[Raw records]
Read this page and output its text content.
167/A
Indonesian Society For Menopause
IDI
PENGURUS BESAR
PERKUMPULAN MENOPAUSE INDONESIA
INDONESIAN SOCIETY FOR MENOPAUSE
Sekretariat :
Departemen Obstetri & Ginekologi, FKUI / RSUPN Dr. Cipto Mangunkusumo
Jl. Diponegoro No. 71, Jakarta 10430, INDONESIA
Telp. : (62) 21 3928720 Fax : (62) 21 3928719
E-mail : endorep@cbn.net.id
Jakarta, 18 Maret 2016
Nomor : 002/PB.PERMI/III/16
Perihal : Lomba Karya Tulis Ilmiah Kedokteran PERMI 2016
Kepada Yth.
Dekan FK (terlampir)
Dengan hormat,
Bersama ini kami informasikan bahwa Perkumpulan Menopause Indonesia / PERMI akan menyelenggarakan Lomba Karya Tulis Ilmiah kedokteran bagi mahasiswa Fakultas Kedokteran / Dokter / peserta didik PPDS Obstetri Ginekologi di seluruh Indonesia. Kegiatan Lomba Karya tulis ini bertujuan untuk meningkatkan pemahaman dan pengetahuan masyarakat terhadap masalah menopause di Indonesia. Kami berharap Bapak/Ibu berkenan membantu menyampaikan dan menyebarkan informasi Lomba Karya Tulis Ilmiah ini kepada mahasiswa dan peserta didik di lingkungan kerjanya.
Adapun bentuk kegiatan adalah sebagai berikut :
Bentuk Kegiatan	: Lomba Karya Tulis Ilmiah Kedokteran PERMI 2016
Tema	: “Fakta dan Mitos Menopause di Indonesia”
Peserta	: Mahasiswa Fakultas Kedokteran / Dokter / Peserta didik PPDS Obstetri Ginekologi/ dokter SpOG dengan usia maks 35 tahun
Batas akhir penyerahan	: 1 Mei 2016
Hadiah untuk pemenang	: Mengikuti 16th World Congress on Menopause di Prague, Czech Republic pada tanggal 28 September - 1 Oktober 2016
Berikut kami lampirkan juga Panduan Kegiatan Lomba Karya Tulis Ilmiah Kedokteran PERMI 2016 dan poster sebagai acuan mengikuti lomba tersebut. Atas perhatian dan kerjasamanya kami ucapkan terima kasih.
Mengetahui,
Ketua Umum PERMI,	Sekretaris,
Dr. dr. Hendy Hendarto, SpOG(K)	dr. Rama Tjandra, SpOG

**Goal of the exercise**
Tell how many lines include "sebagai". The number is the whole answer.

**Exercise output**
2